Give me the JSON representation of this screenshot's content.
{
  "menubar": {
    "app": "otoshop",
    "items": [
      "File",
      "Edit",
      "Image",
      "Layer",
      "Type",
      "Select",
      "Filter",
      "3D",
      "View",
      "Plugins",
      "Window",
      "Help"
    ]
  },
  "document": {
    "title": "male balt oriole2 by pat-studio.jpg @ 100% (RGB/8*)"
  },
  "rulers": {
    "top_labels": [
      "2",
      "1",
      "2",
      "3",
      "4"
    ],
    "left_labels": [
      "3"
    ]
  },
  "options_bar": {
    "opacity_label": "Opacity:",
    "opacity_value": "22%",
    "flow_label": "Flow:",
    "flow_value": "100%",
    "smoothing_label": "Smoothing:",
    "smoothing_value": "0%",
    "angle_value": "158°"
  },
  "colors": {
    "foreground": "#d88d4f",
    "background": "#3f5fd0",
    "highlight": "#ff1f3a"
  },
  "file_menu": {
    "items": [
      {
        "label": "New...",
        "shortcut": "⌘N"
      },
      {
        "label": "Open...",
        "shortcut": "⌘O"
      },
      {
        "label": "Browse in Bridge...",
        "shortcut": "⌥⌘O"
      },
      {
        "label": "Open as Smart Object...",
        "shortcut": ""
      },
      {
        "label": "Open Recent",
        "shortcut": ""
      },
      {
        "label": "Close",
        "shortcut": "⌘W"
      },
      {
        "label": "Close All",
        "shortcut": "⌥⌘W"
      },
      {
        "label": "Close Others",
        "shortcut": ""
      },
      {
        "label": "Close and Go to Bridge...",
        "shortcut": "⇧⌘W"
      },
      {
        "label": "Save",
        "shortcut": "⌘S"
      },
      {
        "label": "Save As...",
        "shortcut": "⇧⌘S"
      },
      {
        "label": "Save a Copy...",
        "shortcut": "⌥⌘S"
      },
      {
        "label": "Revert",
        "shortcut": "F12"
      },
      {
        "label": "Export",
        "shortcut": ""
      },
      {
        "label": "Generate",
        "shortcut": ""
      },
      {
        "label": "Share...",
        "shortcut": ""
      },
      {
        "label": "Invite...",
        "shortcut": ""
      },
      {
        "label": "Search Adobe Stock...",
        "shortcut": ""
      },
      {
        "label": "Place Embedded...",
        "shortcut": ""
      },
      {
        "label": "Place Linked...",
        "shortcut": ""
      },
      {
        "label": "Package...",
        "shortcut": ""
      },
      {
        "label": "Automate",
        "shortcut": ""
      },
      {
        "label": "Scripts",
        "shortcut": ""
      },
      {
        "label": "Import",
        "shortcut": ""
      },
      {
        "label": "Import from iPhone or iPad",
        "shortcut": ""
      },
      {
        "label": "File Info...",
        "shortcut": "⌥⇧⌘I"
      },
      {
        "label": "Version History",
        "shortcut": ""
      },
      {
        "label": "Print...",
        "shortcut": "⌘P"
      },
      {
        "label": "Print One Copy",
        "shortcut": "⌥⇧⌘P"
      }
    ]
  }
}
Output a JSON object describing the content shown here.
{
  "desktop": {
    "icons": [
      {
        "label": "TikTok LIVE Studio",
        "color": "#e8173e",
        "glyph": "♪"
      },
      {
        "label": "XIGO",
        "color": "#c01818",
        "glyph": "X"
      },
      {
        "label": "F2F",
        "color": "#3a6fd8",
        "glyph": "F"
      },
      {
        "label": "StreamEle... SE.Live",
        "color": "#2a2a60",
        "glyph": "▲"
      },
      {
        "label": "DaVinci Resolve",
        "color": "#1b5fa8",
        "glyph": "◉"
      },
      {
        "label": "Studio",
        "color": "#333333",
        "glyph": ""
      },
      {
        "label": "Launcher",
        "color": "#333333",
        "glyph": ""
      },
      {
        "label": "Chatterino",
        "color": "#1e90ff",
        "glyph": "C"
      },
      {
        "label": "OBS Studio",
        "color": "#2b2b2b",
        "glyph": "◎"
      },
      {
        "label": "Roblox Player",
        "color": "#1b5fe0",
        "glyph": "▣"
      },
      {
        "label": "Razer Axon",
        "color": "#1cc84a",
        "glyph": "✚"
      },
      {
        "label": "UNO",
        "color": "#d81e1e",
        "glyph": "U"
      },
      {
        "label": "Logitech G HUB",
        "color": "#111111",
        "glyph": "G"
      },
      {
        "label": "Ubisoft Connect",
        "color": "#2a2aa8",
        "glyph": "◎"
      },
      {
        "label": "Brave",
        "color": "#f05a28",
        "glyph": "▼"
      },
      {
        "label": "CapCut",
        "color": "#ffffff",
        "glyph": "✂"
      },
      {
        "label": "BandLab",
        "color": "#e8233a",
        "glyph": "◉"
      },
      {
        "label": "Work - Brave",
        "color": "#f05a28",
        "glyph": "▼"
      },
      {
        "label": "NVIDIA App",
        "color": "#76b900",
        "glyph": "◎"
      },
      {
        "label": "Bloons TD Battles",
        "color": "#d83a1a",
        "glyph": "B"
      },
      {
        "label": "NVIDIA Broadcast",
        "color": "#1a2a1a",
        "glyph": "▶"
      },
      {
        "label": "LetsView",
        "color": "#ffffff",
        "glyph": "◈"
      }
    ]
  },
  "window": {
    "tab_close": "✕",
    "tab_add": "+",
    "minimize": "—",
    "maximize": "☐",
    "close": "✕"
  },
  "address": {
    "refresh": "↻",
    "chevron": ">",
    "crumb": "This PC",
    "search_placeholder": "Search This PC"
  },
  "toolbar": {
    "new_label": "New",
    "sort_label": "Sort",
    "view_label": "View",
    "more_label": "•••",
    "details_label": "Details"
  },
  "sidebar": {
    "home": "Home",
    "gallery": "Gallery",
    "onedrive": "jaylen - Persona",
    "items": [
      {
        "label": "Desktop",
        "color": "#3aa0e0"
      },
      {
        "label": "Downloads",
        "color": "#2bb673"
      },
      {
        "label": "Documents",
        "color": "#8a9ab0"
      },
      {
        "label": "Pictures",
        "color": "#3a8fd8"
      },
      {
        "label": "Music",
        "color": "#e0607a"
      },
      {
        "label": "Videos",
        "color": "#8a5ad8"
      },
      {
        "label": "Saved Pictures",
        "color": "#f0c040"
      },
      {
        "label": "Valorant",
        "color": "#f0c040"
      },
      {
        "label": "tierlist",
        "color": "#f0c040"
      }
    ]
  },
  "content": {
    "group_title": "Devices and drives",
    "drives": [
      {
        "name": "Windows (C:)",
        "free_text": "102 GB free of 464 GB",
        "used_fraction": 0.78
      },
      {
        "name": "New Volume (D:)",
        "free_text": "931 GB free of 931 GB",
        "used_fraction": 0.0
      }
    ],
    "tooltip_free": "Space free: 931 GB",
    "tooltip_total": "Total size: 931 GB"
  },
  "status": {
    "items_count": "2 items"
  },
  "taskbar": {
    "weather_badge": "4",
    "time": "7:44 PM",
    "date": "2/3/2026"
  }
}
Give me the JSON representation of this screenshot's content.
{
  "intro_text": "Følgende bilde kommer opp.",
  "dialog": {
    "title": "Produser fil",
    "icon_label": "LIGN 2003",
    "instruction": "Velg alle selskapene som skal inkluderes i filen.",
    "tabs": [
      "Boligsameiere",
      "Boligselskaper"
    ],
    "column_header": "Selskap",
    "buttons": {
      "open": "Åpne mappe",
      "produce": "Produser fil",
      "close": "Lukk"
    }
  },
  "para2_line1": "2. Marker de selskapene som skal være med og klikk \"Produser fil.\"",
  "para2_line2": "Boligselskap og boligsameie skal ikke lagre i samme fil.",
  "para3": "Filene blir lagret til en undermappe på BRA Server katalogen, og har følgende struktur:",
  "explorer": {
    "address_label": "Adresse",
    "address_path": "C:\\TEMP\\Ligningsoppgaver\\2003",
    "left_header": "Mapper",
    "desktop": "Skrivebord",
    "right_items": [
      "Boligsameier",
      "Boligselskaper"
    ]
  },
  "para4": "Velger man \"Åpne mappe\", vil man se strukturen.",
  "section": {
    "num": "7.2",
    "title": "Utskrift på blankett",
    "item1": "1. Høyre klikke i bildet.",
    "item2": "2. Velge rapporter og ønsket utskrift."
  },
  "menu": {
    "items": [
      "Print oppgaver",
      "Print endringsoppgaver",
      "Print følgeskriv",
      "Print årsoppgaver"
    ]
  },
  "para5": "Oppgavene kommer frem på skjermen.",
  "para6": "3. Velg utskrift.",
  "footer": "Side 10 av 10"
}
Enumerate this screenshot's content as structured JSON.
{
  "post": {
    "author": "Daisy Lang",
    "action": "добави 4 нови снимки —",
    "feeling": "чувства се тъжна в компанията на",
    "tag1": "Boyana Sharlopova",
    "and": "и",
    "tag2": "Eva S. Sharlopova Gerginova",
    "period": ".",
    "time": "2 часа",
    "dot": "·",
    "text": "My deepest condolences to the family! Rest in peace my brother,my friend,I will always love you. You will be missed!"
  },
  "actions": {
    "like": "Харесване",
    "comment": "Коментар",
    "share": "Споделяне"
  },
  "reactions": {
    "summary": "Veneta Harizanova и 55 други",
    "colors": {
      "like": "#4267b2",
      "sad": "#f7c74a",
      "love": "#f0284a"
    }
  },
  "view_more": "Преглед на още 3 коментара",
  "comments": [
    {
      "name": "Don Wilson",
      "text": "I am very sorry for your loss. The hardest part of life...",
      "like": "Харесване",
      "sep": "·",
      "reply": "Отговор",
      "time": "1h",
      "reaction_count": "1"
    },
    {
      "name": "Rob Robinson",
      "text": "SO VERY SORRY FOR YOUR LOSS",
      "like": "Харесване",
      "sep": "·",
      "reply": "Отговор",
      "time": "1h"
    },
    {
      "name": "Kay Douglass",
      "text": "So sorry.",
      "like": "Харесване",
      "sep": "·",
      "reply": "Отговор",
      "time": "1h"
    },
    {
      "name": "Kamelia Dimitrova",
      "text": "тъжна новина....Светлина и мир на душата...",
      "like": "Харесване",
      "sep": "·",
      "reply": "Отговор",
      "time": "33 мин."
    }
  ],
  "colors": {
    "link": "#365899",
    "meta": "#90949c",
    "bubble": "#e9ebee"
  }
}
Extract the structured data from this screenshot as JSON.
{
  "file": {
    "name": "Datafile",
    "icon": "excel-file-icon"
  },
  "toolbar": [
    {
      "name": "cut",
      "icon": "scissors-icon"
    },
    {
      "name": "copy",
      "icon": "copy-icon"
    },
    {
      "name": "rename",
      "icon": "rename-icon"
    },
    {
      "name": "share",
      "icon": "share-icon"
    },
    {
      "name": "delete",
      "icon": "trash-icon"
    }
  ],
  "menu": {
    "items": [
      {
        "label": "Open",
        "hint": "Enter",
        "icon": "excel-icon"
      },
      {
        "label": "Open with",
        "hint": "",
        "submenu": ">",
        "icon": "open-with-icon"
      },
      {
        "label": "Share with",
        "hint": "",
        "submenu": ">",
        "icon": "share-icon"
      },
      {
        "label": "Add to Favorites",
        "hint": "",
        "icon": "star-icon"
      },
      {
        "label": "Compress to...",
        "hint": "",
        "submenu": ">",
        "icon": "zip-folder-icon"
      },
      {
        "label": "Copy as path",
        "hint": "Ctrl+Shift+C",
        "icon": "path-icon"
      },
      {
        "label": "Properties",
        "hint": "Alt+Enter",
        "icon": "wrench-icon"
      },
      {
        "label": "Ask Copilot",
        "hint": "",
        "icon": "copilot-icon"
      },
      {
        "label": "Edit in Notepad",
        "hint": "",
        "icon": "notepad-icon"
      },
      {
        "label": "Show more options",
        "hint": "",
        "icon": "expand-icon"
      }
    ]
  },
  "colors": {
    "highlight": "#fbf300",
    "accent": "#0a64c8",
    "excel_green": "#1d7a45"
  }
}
◆ ◆ ◆
- Exercise details
Of all the lines above, how many contain the word "Sharlopova"? Answer with only the number.

- Task output
2